'''
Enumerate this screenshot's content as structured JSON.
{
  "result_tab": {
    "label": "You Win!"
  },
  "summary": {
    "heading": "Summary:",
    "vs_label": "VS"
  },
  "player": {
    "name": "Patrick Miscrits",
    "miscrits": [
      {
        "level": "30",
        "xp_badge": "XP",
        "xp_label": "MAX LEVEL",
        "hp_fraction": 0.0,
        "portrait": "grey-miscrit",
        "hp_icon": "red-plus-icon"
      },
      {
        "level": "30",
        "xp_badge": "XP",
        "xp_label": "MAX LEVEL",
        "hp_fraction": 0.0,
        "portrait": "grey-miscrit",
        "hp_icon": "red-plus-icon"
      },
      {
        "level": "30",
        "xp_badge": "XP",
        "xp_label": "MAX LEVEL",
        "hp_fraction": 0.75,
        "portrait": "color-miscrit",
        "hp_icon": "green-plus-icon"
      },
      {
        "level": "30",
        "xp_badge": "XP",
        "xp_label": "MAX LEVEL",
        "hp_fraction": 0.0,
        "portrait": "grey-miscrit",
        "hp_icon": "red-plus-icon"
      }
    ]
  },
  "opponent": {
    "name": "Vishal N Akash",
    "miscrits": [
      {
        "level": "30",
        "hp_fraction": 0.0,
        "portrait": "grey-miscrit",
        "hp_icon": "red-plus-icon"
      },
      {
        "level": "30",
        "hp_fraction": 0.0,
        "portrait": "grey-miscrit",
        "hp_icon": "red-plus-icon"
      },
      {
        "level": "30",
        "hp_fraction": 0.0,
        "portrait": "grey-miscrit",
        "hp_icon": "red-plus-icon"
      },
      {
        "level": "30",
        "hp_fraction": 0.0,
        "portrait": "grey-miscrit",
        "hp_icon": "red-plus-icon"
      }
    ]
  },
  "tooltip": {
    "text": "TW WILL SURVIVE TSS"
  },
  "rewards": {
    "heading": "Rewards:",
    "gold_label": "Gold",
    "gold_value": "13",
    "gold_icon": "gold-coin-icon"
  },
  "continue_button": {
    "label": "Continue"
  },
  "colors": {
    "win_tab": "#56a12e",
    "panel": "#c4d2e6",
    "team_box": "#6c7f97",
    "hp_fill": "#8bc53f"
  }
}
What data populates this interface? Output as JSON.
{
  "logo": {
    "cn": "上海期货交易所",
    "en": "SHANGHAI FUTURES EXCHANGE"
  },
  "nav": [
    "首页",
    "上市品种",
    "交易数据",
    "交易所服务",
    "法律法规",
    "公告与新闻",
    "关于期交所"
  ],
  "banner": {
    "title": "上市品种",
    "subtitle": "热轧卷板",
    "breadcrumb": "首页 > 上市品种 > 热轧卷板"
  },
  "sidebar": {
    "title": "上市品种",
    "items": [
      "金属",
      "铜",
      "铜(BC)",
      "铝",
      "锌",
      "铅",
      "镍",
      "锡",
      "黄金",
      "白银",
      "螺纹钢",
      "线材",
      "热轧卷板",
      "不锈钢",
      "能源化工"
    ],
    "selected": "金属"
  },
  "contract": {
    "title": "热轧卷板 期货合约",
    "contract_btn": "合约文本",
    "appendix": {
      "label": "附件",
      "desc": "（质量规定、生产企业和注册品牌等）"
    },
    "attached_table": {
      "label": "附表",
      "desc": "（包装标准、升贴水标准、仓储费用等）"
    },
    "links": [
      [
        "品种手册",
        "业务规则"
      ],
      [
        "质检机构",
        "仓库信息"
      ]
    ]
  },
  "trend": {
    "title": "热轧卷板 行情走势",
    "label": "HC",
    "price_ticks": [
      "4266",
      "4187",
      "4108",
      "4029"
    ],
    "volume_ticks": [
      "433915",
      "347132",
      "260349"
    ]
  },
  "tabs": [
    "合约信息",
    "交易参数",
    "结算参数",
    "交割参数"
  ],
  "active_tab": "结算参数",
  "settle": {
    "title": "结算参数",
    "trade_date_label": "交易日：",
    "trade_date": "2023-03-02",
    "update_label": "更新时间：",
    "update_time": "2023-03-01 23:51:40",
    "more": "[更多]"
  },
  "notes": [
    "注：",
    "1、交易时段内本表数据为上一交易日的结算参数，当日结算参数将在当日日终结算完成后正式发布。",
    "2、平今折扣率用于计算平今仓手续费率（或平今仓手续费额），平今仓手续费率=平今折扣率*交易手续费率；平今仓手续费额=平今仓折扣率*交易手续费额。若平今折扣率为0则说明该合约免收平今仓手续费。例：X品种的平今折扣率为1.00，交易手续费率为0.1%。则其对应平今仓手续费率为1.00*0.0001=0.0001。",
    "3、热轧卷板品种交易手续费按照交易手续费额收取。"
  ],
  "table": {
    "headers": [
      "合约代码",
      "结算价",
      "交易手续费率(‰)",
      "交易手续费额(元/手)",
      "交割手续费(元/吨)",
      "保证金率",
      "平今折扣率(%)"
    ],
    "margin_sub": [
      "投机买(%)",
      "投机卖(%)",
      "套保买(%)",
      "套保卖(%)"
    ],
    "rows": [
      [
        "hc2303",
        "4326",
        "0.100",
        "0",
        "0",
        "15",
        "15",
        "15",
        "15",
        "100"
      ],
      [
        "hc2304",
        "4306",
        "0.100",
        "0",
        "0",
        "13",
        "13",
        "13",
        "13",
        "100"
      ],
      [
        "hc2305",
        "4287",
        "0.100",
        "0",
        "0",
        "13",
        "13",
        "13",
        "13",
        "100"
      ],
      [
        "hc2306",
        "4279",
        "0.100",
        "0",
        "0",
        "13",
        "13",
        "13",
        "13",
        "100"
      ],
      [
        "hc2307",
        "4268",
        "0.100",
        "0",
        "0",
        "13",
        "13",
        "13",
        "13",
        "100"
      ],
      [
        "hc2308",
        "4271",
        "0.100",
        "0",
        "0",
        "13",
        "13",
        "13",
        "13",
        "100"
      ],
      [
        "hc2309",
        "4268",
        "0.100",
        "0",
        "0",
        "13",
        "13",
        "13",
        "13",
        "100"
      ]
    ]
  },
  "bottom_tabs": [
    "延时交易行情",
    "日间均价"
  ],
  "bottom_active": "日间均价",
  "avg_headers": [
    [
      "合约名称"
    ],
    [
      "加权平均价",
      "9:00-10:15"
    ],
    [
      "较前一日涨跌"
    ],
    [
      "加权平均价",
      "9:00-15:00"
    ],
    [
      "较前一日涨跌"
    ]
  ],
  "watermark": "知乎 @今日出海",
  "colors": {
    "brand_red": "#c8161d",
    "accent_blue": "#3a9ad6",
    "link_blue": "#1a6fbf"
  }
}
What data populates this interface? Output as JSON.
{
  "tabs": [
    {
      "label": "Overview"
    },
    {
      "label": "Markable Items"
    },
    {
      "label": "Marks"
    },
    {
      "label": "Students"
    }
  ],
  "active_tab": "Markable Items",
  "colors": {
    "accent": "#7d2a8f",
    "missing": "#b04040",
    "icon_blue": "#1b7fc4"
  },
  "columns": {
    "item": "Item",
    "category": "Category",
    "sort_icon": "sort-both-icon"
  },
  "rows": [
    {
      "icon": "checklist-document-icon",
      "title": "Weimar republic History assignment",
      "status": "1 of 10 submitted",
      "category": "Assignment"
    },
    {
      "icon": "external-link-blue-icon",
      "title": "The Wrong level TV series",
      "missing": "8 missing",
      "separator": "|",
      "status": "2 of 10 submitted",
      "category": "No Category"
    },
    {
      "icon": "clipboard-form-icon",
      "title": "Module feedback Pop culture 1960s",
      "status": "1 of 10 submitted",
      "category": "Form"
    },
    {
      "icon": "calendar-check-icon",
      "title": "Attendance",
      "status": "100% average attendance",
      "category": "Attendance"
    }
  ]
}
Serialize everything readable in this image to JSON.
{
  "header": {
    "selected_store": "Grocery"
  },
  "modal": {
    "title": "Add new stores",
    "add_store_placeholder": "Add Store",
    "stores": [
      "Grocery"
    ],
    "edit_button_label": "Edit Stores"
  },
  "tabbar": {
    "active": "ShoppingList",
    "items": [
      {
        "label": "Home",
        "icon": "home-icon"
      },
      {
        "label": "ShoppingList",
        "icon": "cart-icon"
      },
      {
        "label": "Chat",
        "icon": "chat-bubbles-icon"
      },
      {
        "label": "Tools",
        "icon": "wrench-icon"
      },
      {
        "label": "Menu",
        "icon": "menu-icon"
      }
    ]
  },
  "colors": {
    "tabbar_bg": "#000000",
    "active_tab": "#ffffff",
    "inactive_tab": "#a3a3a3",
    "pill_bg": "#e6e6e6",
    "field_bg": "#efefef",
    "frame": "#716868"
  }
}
'''
**Exercise**
Quote exactly and only the lines from the one holding "Serialize everything readable" through the end of the data.

**Correct response**
Serialize everything readable in this image to JSON.
{
  "header": {
    "selected_store": "Grocery"
  },
  "modal": {
    "title": "Add new stores",
    "add_store_placeholder": "Add Store",
    "stores": [
      "Grocery"
    ],
    "edit_button_label": "Edit Stores"
  },
  "tabbar": {
    "active": "ShoppingList",
    "items": [
      {
        "label": "Home",
        "icon": "home-icon"
      },
      {
        "label": "ShoppingList",
        "icon": "cart-icon"
      },
      {
        "label": "Chat",
        "icon": "chat-bubbles-icon"
      },
      {
        "label": "Tools",
        "icon": "wrench-icon"
      },
      {
        "label": "Menu",
        "icon": "menu-icon"
      }
    ]
  },
  "colors": {
    "tabbar_bg": "#000000",
    "active_tab": "#ffffff",
    "inactive_tab": "#a3a3a3",
    "pill_bg": "#e6e6e6",
    "field_bg": "#efefef",
    "frame": "#716868"
  }
}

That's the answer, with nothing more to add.